> Short task
Retype the material word for word.

> Stored records
▽
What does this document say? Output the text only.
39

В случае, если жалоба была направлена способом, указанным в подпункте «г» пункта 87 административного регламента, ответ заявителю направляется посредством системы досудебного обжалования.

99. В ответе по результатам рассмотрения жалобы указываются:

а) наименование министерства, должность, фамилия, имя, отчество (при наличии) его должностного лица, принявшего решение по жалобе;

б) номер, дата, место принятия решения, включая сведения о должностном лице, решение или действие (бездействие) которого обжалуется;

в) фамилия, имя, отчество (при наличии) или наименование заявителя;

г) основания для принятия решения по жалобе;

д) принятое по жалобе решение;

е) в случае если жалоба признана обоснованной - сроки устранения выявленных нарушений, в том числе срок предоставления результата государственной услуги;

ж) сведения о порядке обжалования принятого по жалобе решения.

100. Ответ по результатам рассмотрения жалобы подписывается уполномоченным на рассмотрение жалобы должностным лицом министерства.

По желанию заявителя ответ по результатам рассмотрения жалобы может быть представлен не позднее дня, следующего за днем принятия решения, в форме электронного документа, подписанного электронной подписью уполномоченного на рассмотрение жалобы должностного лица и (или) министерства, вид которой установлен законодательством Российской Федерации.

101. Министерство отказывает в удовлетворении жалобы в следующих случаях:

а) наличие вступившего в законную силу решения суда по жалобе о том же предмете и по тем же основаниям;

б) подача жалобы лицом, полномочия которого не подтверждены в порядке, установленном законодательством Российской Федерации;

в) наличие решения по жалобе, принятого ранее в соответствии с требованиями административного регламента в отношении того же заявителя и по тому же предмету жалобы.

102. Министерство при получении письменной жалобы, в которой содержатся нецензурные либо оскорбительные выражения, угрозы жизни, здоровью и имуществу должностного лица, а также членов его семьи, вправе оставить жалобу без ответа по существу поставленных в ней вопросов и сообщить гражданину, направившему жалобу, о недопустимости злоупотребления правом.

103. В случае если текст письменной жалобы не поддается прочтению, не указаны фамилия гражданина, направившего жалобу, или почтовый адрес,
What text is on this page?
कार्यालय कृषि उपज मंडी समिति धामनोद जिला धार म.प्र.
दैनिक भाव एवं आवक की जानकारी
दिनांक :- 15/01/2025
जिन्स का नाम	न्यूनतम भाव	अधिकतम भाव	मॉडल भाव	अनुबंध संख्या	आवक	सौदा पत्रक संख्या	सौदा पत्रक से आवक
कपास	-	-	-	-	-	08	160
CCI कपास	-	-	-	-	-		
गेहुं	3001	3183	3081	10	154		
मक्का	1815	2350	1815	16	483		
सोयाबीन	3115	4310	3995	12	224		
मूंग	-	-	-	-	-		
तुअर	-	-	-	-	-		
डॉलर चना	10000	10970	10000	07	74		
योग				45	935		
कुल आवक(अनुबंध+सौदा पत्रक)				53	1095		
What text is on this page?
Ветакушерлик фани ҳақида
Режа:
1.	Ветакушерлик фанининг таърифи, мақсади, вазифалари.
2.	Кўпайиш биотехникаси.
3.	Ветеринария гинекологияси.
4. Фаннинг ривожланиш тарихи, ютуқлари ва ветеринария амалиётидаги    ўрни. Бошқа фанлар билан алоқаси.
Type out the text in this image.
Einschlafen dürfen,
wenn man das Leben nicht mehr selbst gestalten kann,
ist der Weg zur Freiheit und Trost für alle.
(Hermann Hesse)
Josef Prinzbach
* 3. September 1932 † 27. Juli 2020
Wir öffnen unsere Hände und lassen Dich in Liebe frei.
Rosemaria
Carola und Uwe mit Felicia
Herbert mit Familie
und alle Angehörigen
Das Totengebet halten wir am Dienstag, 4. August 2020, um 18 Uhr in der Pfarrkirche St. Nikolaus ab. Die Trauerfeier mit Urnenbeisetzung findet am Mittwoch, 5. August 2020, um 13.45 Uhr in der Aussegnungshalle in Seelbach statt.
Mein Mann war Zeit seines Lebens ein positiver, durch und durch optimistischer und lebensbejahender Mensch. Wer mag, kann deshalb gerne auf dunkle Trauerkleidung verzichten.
△
> Correct output
What does this document say? Output the text only.
39

В случае, если жалоба была направлена способом, указанным в подпункте «г» пункта 87 административного регламента, ответ заявителю направляется посредством системы досудебного обжалования.

99. В ответе по результатам рассмотрения жалобы указываются:

а) наименование министерства, должность, фамилия, имя, отчество (при наличии) его должностного лица, принявшего решение по жалобе;

б) номер, дата, место принятия решения, включая сведения о должностном лице, решение или действие (бездействие) которого обжалуется;

в) фамилия, имя, отчество (при наличии) или наименование заявителя;

г) основания для принятия решения по жалобе;

д) принятое по жалобе решение;

е) в случае если жалоба признана обоснованной - сроки устранения выявленных нарушений, в том числе срок предоставления результата государственной услуги;

ж) сведения о порядке обжалования принятого по жалобе решения.

100. Ответ по результатам рассмотрения жалобы подписывается уполномоченным на рассмотрение жалобы должностным лицом министерства.

По желанию заявителя ответ по результатам рассмотрения жалобы может быть представлен не позднее дня, следующего за днем принятия решения, в форме электронного документа, подписанного электронной подписью уполномоченного на рассмотрение жалобы должностного лица и (или) министерства, вид которой установлен законодательством Российской Федерации.

101. Министерство отказывает в удовлетворении жалобы в следующих случаях:

а) наличие вступившего в законную силу решения суда по жалобе о том же предмете и по тем же основаниям;

б) подача жалобы лицом, полномочия которого не подтверждены в порядке, установленном законодательством Российской Федерации;

в) наличие решения по жалобе, принятого ранее в соответствии с требованиями административного регламента в отношении того же заявителя и по тому же предмету жалобы.

102. Министерство при получении письменной жалобы, в которой содержатся нецензурные либо оскорбительные выражения, угрозы жизни, здоровью и имуществу должностного лица, а также членов его семьи, вправе оставить жалобу без ответа по существу поставленных в ней вопросов и сообщить гражданину, направившему жалобу, о недопустимости злоупотребления правом.

103. В случае если текст письменной жалобы не поддается прочтению, не указаны фамилия гражданина, направившего жалобу, или почтовый адрес,
What text is on this page?
कार्यालय कृषि उपज मंडी समिति धामनोद जिला धार म.प्र.
दैनिक भाव एवं आवक की जानकारी
दिनांक :- 15/01/2025
जिन्स का नाम	न्यूनतम भाव	अधिकतम भाव	मॉडल भाव	अनुबंध संख्या	आवक	सौदा पत्रक संख्या	सौदा पत्रक से आवक
कपास	-	-	-	-	-	08	160
CCI कपास	-	-	-	-	-		
गेहुं	3001	3183	3081	10	154		
मक्का	1815	2350	1815	16	483		
सोयाबीन	3115	4310	3995	12	224		
मूंग	-	-	-	-	-		
तुअर	-	-	-	-	-		
डॉलर चना	10000	10970	10000	07	74		
योग				45	935		
कुल आवक(अनुबंध+सौदा पत्रक)				53	1095		
What text is on this page?
Ветакушерлик фани ҳақида
Режа:
1.	Ветакушерлик фанининг таърифи, мақсади, вазифалари.
2.	Кўпайиш биотехникаси.
3.	Ветеринария гинекологияси.
4. Фаннинг ривожланиш тарихи, ютуқлари ва ветеринария амалиётидаги    ўрни. Бошқа фанлар билан алоқаси.
Type out the text in this image.
Einschlafen dürfen,
wenn man das Leben nicht mehr selbst gestalten kann,
ist der Weg zur Freiheit und Trost für alle.
(Hermann Hesse)
Josef Prinzbach
* 3. September 1932 † 27. Juli 2020
Wir öffnen unsere Hände und lassen Dich in Liebe frei.
Rosemaria
Carola und Uwe mit Felicia
Herbert mit Familie
und alle Angehörigen
Das Totengebet halten wir am Dienstag, 4. August 2020, um 18 Uhr in der Pfarrkirche St. Nikolaus ab. Die Trauerfeier mit Urnenbeisetzung findet am Mittwoch, 5. August 2020, um 13.45 Uhr in der Aussegnungshalle in Seelbach statt.
Mein Mann war Zeit seines Lebens ein positiver, durch und durch optimistischer und lebensbejahender Mensch. Wer mag, kann deshalb gerne auf dunkle Trauerkleidung verzichten.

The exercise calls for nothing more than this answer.